Collected data entries:
◆ ◆ ◆ ◆ ◆
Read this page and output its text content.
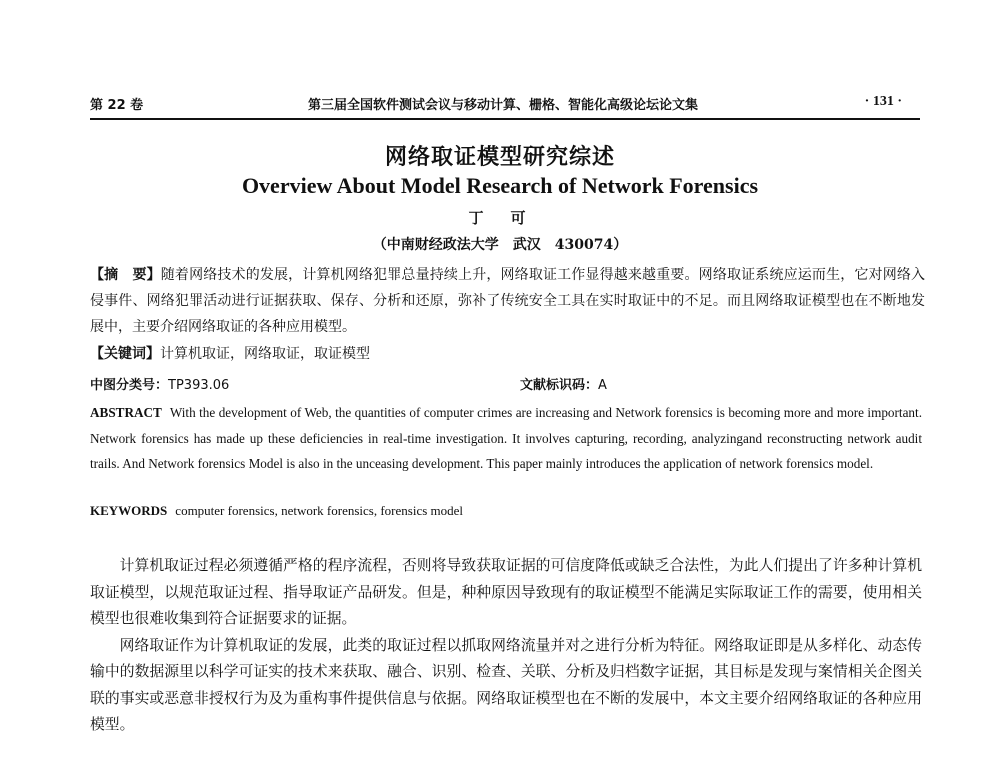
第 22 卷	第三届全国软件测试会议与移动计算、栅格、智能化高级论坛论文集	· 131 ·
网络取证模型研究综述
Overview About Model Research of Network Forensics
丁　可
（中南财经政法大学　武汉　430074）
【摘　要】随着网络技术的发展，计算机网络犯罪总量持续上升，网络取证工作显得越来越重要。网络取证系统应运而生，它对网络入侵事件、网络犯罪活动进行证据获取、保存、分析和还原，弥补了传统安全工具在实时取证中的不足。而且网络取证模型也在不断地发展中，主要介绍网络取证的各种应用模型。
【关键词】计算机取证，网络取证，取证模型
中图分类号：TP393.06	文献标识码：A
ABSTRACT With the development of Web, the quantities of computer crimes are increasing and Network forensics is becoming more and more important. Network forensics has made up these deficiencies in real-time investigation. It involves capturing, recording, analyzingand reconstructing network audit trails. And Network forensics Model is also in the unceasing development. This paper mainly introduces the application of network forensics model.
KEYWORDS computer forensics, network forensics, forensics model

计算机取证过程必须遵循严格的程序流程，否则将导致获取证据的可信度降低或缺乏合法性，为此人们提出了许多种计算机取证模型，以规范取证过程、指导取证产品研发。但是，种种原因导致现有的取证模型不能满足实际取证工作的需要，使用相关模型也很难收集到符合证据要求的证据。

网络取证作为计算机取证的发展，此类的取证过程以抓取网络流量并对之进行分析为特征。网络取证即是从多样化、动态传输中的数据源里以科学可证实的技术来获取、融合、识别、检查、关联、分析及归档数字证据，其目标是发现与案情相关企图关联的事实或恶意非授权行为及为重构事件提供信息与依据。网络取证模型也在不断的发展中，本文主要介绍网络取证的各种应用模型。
◆ ◆ ◆ ◆ ◆
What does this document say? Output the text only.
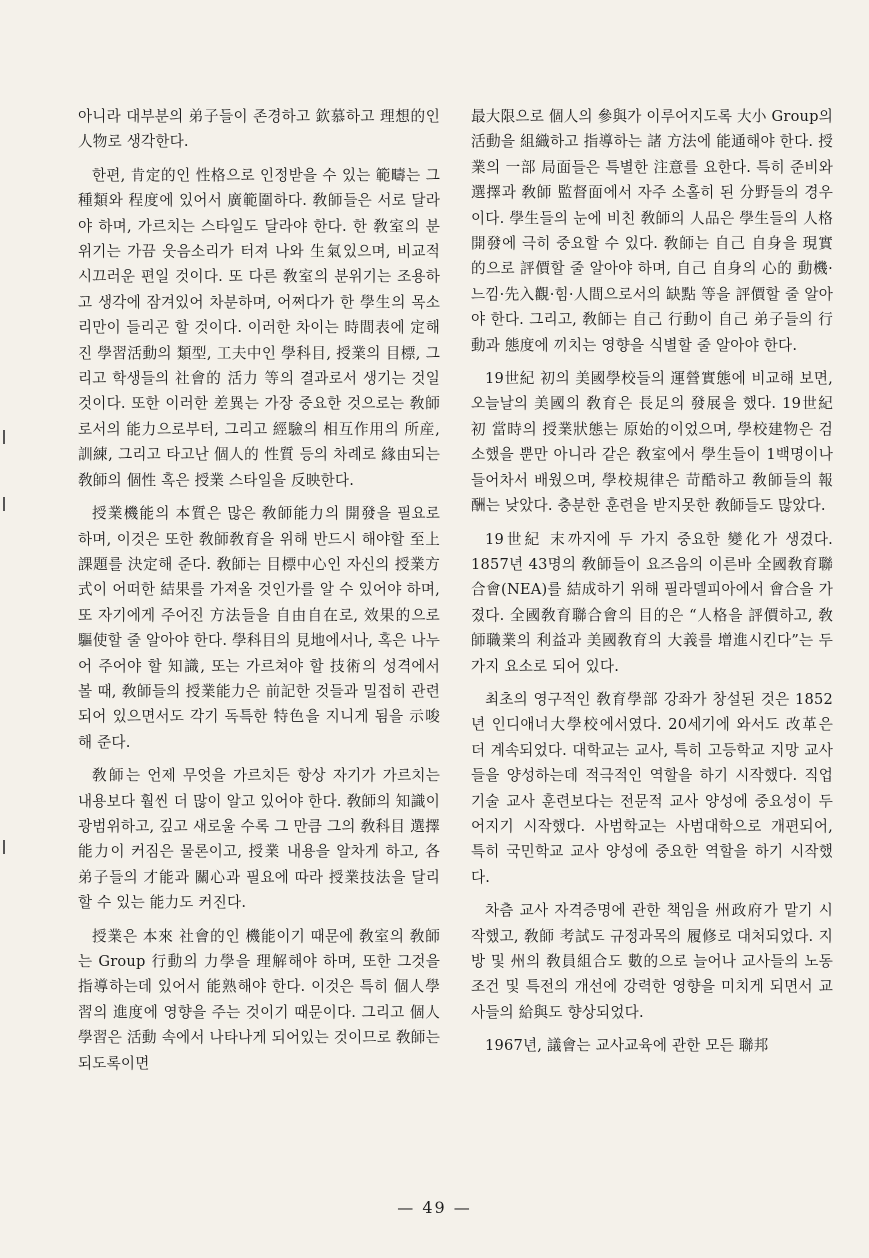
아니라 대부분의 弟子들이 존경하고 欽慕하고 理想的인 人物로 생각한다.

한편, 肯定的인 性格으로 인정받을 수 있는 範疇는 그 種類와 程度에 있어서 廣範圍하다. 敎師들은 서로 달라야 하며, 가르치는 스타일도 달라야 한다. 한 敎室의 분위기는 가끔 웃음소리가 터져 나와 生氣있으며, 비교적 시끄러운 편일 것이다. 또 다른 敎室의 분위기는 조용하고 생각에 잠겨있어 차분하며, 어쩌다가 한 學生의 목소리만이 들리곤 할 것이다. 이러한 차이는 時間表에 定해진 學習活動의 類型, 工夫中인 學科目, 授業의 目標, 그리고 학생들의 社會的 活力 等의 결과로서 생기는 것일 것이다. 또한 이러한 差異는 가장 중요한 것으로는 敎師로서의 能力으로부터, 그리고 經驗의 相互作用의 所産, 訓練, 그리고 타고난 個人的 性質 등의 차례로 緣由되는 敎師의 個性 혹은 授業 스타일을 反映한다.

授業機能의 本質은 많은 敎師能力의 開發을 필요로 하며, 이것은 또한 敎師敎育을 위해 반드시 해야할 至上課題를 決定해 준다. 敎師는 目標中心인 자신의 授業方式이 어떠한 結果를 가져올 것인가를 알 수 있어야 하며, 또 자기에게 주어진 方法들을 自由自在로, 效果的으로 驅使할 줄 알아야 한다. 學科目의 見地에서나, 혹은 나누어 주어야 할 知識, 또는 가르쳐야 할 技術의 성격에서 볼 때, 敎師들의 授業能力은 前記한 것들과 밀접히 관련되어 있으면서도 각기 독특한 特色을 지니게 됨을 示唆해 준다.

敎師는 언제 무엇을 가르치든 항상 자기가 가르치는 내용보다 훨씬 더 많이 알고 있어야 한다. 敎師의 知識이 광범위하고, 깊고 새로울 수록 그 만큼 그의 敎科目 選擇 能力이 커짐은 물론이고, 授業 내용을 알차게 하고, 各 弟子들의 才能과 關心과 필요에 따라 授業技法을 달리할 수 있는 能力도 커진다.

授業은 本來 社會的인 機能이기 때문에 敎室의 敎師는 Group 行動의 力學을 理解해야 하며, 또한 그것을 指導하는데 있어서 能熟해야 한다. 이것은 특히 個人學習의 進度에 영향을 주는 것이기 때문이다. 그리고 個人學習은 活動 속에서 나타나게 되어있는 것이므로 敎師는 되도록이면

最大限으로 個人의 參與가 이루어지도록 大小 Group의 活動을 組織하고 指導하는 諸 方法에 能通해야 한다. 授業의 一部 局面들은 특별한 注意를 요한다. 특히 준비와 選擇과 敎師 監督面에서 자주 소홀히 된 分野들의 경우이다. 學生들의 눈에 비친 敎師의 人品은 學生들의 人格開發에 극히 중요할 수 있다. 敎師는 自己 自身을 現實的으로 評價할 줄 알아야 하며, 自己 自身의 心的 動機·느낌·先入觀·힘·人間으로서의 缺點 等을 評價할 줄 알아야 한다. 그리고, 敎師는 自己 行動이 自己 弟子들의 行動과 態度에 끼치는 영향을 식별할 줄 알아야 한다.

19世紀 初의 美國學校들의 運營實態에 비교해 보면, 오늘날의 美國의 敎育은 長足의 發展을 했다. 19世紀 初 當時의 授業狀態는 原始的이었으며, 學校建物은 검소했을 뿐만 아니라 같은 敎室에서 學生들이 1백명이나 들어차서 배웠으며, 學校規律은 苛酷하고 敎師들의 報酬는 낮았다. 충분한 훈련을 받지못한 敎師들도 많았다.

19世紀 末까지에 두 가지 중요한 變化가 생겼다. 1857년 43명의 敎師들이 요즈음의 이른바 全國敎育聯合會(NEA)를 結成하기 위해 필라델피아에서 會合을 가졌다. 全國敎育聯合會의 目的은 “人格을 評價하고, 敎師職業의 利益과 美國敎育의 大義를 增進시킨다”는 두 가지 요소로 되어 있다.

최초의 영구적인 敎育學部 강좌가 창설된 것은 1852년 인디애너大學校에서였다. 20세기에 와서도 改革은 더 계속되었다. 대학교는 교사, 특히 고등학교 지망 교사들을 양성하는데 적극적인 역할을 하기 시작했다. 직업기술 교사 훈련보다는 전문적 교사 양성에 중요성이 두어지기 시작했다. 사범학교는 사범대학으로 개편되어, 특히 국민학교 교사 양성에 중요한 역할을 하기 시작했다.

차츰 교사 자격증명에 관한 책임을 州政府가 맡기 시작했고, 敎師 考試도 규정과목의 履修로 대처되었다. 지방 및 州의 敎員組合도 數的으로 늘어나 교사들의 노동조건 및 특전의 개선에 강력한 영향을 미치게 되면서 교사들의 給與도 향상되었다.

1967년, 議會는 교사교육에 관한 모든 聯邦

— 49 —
◆ ◆ ◆ ◆ ◆
* [Exercise aim]
Copy every line that includes the string "text" from the material above.

* [Expected output]
Read this page and output its text content.
What does this document say? Output the text only.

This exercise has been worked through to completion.